Emelie Catharina Leontine Törling (née: Norenberg, born 21 February 1985) is a Swedish singer and designer. She is most famous for her music.

Early life
Emelie Norenberg was born on 21 February 1985, and grew up north of Stockholm. She has one sister, Amanda, and one brother, Oscar. As a child she was most interested in music and gymnastics, and learnt piano by ear at the age of five, as well as being trained in classical music for years. She also competed in the Gymnastic Nationals. Eventually, she was accepted into a music school, Rytmus. Her classmates included former Play members, Rosanna Munter and Fanny Hamlin.  Emelie says she loves to travel, and has lived and studied abroad in many places, such as Abu Dhabi, London and Sydney, as well as working as an air hostess in many middle eastern countries.

Career Beginnings
As for a music career, Emelie has been a demo artist, freelance singer, and most notably sung as choir for the popular Swedish artist, E-Type, on tour along with future Play member Sanne Karlsson. Emelie has also released a single, "Strong" by Stellar Project in the U.S

Personal life
She has had her own jewelry brand named Leontine since August 2012 and a band named America, together with her fiancé Gustaf Törling. In June 2013 they married, and in December 2014 their daughter Nico Annais Rio Belle Törling was born, 10 weeks prematurely. In July 2018 they welcomed their second daughter, Gia Aymeline Ava Héloïse Törling, in Stockholm.

TO-DO LIST:
**1)** Answer from the Emelie Törling biography, one line each:
(a) Which music school accepted her?
(b) What is her jewelry brand called?
(c) In which month and year did she marry Gustaf Törling?
**2)** For each statement, answer yes or no according to the Emelie Törling biography, and quote the words that decide it.
(a) She grew up south of Stockholm.
(b) She sang as choir for E-Type on tour.
(c) Her first daughter was born at full term.
**3)** Write the next part of the Emelie Törling biography, starting after its last sentence.
The material that comes next has no connection to the Emelie Törling biography.

PROVIDED INFORMATION:
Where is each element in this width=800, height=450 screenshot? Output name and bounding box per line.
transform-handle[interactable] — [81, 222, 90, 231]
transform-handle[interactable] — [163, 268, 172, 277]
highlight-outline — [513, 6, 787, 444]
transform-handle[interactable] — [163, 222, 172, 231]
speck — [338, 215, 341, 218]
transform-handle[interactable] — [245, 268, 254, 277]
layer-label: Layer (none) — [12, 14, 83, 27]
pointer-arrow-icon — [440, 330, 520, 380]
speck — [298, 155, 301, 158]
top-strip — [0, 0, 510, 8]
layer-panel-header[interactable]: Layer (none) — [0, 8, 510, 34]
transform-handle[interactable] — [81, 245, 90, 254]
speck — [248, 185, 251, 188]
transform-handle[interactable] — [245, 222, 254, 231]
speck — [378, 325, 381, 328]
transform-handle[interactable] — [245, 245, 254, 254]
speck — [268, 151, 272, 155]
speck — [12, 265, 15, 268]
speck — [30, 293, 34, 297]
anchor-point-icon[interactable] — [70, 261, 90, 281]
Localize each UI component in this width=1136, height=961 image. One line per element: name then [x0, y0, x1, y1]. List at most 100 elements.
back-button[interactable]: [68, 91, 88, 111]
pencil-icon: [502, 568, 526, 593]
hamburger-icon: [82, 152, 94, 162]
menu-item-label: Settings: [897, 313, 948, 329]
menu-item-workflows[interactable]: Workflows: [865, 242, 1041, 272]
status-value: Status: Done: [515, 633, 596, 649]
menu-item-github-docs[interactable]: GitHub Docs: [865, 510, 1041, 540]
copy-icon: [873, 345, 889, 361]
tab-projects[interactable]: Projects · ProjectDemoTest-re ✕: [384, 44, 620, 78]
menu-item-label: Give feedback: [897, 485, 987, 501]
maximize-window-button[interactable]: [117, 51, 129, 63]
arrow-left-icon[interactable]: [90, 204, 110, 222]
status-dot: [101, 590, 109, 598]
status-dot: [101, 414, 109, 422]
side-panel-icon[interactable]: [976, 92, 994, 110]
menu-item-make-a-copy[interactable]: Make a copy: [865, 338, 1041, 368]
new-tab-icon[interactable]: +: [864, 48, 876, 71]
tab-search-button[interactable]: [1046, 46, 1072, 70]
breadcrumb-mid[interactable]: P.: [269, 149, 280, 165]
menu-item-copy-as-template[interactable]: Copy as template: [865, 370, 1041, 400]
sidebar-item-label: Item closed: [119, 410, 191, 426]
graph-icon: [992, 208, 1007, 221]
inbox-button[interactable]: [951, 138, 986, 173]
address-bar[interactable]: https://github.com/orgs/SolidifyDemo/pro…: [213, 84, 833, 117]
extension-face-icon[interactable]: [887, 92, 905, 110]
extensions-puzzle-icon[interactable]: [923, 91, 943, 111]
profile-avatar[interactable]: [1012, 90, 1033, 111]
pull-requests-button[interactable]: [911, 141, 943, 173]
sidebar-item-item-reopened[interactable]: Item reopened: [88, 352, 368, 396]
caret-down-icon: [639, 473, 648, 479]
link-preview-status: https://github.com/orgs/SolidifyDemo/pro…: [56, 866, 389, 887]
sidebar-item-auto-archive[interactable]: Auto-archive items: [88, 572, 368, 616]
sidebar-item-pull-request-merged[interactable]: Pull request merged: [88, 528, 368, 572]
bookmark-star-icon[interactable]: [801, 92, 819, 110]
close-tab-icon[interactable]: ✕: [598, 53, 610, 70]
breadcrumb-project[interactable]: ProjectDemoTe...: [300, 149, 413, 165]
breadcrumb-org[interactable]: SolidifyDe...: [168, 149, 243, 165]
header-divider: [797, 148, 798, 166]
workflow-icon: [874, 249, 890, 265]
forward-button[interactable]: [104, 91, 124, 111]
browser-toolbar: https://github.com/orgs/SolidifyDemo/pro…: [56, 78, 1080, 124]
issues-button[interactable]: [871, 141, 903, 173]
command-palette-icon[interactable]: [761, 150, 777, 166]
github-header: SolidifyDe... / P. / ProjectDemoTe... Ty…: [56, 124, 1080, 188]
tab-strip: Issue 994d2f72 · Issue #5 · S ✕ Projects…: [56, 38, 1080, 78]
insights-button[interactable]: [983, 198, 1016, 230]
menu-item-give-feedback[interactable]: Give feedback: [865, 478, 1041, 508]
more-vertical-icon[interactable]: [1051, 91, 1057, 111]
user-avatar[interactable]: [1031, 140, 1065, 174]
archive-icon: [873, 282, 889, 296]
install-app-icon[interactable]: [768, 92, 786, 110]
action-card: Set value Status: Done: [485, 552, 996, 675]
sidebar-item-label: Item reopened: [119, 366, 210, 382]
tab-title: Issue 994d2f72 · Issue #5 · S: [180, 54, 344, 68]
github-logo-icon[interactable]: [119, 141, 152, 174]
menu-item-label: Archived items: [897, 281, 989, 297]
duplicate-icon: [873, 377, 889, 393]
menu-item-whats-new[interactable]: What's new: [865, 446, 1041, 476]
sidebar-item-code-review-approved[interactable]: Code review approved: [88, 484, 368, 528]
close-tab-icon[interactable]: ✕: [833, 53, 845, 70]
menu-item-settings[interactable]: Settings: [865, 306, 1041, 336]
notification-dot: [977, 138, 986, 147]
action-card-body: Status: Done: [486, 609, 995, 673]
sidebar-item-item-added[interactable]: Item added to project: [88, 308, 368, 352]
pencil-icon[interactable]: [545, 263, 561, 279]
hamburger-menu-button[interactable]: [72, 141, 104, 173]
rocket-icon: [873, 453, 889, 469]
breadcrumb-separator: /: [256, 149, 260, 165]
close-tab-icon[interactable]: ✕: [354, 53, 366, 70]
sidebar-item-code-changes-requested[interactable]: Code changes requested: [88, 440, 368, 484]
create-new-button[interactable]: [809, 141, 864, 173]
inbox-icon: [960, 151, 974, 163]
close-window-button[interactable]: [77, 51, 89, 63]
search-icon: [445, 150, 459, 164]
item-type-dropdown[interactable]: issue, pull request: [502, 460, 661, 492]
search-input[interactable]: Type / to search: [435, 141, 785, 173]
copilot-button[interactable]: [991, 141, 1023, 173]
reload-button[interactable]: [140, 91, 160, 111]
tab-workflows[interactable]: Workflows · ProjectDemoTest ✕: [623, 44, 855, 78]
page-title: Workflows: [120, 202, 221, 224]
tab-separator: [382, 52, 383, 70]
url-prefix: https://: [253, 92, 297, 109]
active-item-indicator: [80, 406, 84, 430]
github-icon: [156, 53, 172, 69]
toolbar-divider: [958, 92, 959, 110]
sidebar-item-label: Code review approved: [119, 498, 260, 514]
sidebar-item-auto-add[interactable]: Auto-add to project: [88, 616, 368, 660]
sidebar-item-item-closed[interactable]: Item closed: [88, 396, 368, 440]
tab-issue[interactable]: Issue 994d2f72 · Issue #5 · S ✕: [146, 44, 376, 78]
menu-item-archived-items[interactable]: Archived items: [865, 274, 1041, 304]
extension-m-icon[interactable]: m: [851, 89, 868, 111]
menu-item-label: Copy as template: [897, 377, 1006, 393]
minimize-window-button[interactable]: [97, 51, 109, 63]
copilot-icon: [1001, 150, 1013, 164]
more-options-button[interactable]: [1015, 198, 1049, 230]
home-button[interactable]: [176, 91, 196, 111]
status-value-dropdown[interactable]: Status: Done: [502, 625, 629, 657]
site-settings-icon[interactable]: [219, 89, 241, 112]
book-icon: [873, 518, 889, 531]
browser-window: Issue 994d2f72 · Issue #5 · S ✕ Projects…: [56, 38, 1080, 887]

RESULTS FOR EACH TASK:
**1)**
(a) Rytmus
(b) Leontine
(c) June 2013

**2)**
(a) No: "grew up north of Stockholm"
(b) Yes: "most notably sung as choir for the popular Swedish artist, E-Type, on tour"
(c) No: "10 weeks prematurely"

**3)**
Time in Play
Play was originally formed in 2001 in Sweden by current manager, Laila Bagge. It was made of four young girls: Faye Hamlin, Anaïs Lameche, Rosanna and Anna Sundstrand. They had limited success, their greatest hit being their debut, "Us Against The World" peaking at No. 14. Fanny left the group in 2004 to pursue a college education, and a new member, Janet Leon was added to the group, until the group split in 2005. A reunion was made in 2009 with original members Anais & Fanny, along with a new member, Sanne Karlsson via the popular Swedish TV program "Made in Sweden". They released their comeback single, "Famous" on 15 February 2010 and it reached No. 1, getting Play back into the spotlight. Play spent the rest of the year promoting and touring Sweden to promote their new album "Under My Skin". The plan for 2011 was to make an impact on the U.S. music markets as they once did many years ago.

Emelie, prior to joining Play was friends with current members Sanne & Anaïs and former member Rosanna. Towards the end of 2010, Faye, who Emelie also knew, was no longer mentioned in Play's blog, and she no longer appeared in any pictures or public appearances. There were also multiple sources stating that Fanny was working on a solo career. On 7 February 2011, the band officially announced that Faye had left Play for good and would be replaced by Emelie.

Play were planning their comeback to the U.S. markets, and going on frequent trips to America to attend meetings. An EP was planned to be released in August 2011, but in May 2011 the group split.

Solo career
She is currently one of two members in a band named "America", with her husband Gustaf Törling. The music is dreamy desert rock. On 19 July 2011 Stellar Project released digitally their new single "Strong" featuring the vocals of Emelie Norenberg.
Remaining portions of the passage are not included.